Reproduce the listing below exactly, minus its pictures.
┌──
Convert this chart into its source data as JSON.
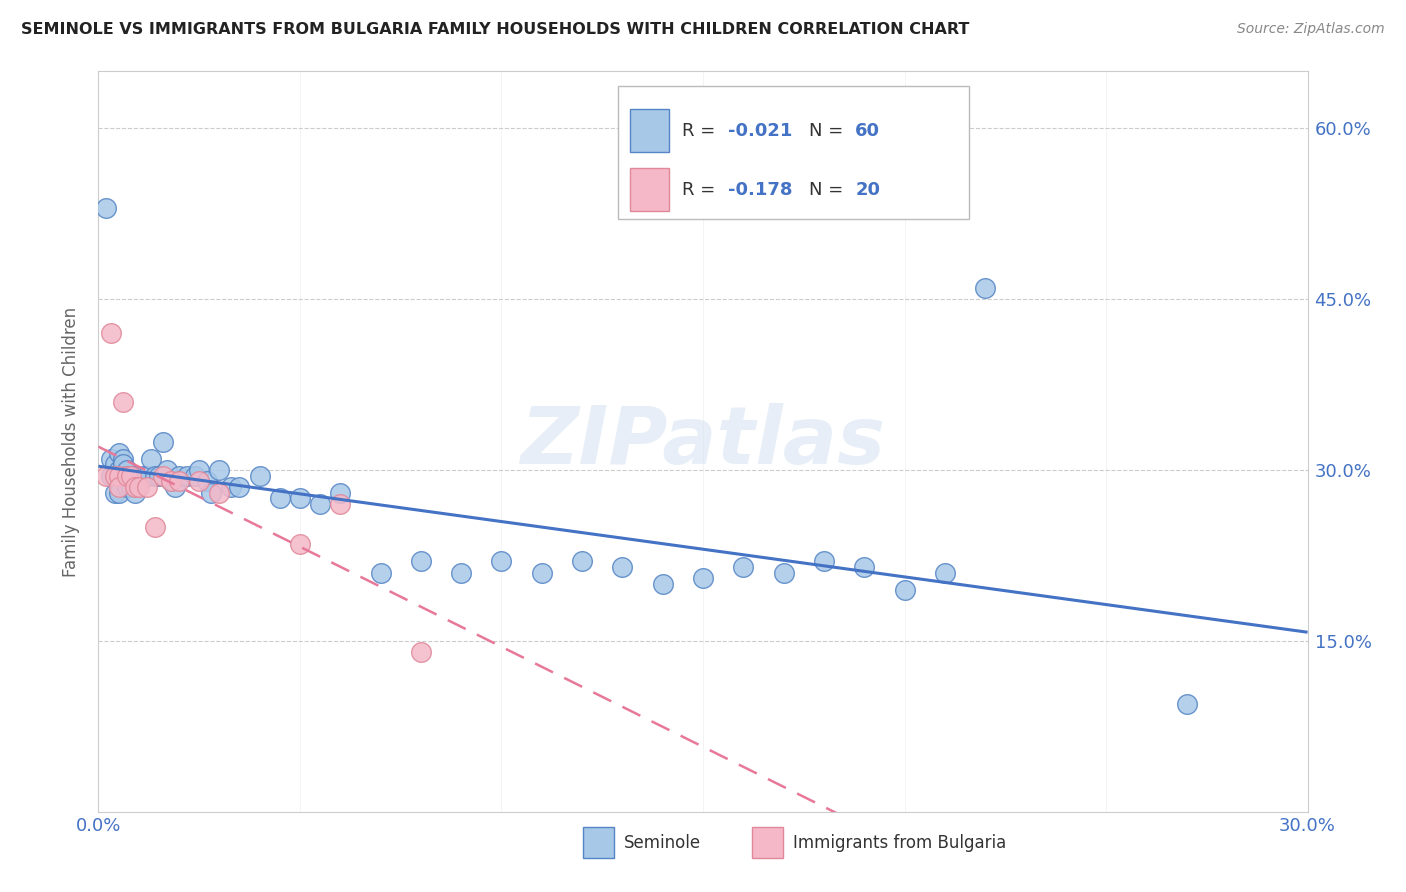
{
  "title": "SEMINOLE VS IMMIGRANTS FROM BULGARIA FAMILY HOUSEHOLDS WITH CHILDREN CORRELATION CHART",
  "source": "Source: ZipAtlas.com",
  "ylabel": "Family Households with Children",
  "xlim": [
    0.0,
    0.3
  ],
  "ylim": [
    0.0,
    0.65
  ],
  "xticks": [
    0.0,
    0.05,
    0.1,
    0.15,
    0.2,
    0.25,
    0.3
  ],
  "yticks": [
    0.0,
    0.15,
    0.3,
    0.45,
    0.6
  ],
  "ytick_labels_right": [
    "",
    "15.0%",
    "30.0%",
    "45.0%",
    "60.0%"
  ],
  "seminole_color": "#a8c8e8",
  "bulgaria_color": "#f4b8c8",
  "seminole_edge_color": "#5585c5",
  "bulgaria_edge_color": "#e08898",
  "seminole_line_color": "#4472c4",
  "bulgaria_line_color": "#e87898",
  "watermark": "ZIPatlas",
  "seminole_x": [
    0.002,
    0.003,
    0.003,
    0.004,
    0.004,
    0.004,
    0.005,
    0.005,
    0.005,
    0.005,
    0.006,
    0.006,
    0.007,
    0.007,
    0.007,
    0.008,
    0.008,
    0.009,
    0.009,
    0.01,
    0.011,
    0.012,
    0.013,
    0.014,
    0.015,
    0.016,
    0.017,
    0.018,
    0.019,
    0.02,
    0.022,
    0.024,
    0.025,
    0.027,
    0.028,
    0.03,
    0.033,
    0.035,
    0.04,
    0.045,
    0.05,
    0.055,
    0.06,
    0.07,
    0.08,
    0.09,
    0.1,
    0.11,
    0.12,
    0.13,
    0.14,
    0.15,
    0.16,
    0.17,
    0.18,
    0.19,
    0.2,
    0.21,
    0.22,
    0.27
  ],
  "seminole_y": [
    0.53,
    0.295,
    0.31,
    0.305,
    0.295,
    0.28,
    0.315,
    0.3,
    0.29,
    0.28,
    0.31,
    0.305,
    0.3,
    0.295,
    0.285,
    0.295,
    0.285,
    0.295,
    0.28,
    0.29,
    0.295,
    0.295,
    0.31,
    0.295,
    0.295,
    0.325,
    0.3,
    0.29,
    0.285,
    0.295,
    0.295,
    0.295,
    0.3,
    0.29,
    0.28,
    0.3,
    0.285,
    0.285,
    0.295,
    0.275,
    0.275,
    0.27,
    0.28,
    0.21,
    0.22,
    0.21,
    0.22,
    0.21,
    0.22,
    0.215,
    0.2,
    0.205,
    0.215,
    0.21,
    0.22,
    0.215,
    0.195,
    0.21,
    0.46,
    0.095
  ],
  "bulgaria_x": [
    0.002,
    0.003,
    0.004,
    0.005,
    0.005,
    0.006,
    0.007,
    0.008,
    0.009,
    0.01,
    0.012,
    0.014,
    0.016,
    0.018,
    0.02,
    0.025,
    0.03,
    0.05,
    0.06,
    0.08
  ],
  "bulgaria_y": [
    0.295,
    0.42,
    0.295,
    0.295,
    0.285,
    0.36,
    0.295,
    0.295,
    0.285,
    0.285,
    0.285,
    0.25,
    0.295,
    0.29,
    0.29,
    0.29,
    0.28,
    0.235,
    0.27,
    0.14
  ],
  "background_color": "#ffffff",
  "grid_color": "#cccccc"
}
└──
## SOLUTION FOR THIS EXERCISE
Convert this chart into its source data as JSON.
{
  "title": "SEMINOLE VS IMMIGRANTS FROM BULGARIA FAMILY HOUSEHOLDS WITH CHILDREN CORRELATION CHART",
  "source": "Source: ZipAtlas.com",
  "ylabel": "Family Households with Children",
  "xlim": [
    0.0,
    0.3
  ],
  "ylim": [
    0.0,
    0.65
  ],
  "xticks": [
    0.0,
    0.05,
    0.1,
    0.15,
    0.2,
    0.25,
    0.3
  ],
  "yticks": [
    0.0,
    0.15,
    0.3,
    0.45,
    0.6
  ],
  "ytick_labels_right": [
    "",
    "15.0%",
    "30.0%",
    "45.0%",
    "60.0%"
  ],
  "seminole_color": "#a8c8e8",
  "bulgaria_color": "#f4b8c8",
  "seminole_edge_color": "#5585c5",
  "bulgaria_edge_color": "#e08898",
  "seminole_line_color": "#4472c4",
  "bulgaria_line_color": "#e87898",
  "watermark": "ZIPatlas",
  "seminole_x": [
    0.002,
    0.003,
    0.003,
    0.004,
    0.004,
    0.004,
    0.005,
    0.005,
    0.005,
    0.005,
    0.006,
    0.006,
    0.007,
    0.007,
    0.007,
    0.008,
    0.008,
    0.009,
    0.009,
    0.01,
    0.011,
    0.012,
    0.013,
    0.014,
    0.015,
    0.016,
    0.017,
    0.018,
    0.019,
    0.02,
    0.022,
    0.024,
    0.025,
    0.027,
    0.028,
    0.03,
    0.033,
    0.035,
    0.04,
    0.045,
    0.05,
    0.055,
    0.06,
    0.07,
    0.08,
    0.09,
    0.1,
    0.11,
    0.12,
    0.13,
    0.14,
    0.15,
    0.16,
    0.17,
    0.18,
    0.19,
    0.2,
    0.21,
    0.22,
    0.27
  ],
  "seminole_y": [
    0.53,
    0.295,
    0.31,
    0.305,
    0.295,
    0.28,
    0.315,
    0.3,
    0.29,
    0.28,
    0.31,
    0.305,
    0.3,
    0.295,
    0.285,
    0.295,
    0.285,
    0.295,
    0.28,
    0.29,
    0.295,
    0.295,
    0.31,
    0.295,
    0.295,
    0.325,
    0.3,
    0.29,
    0.285,
    0.295,
    0.295,
    0.295,
    0.3,
    0.29,
    0.28,
    0.3,
    0.285,
    0.285,
    0.295,
    0.275,
    0.275,
    0.27,
    0.28,
    0.21,
    0.22,
    0.21,
    0.22,
    0.21,
    0.22,
    0.215,
    0.2,
    0.205,
    0.215,
    0.21,
    0.22,
    0.215,
    0.195,
    0.21,
    0.46,
    0.095
  ],
  "bulgaria_x": [
    0.002,
    0.003,
    0.004,
    0.005,
    0.005,
    0.006,
    0.007,
    0.008,
    0.009,
    0.01,
    0.012,
    0.014,
    0.016,
    0.018,
    0.02,
    0.025,
    0.03,
    0.05,
    0.06,
    0.08
  ],
  "bulgaria_y": [
    0.295,
    0.42,
    0.295,
    0.295,
    0.285,
    0.36,
    0.295,
    0.295,
    0.285,
    0.285,
    0.285,
    0.25,
    0.295,
    0.29,
    0.29,
    0.29,
    0.28,
    0.235,
    0.27,
    0.14
  ],
  "background_color": "#ffffff",
  "grid_color": "#cccccc"
}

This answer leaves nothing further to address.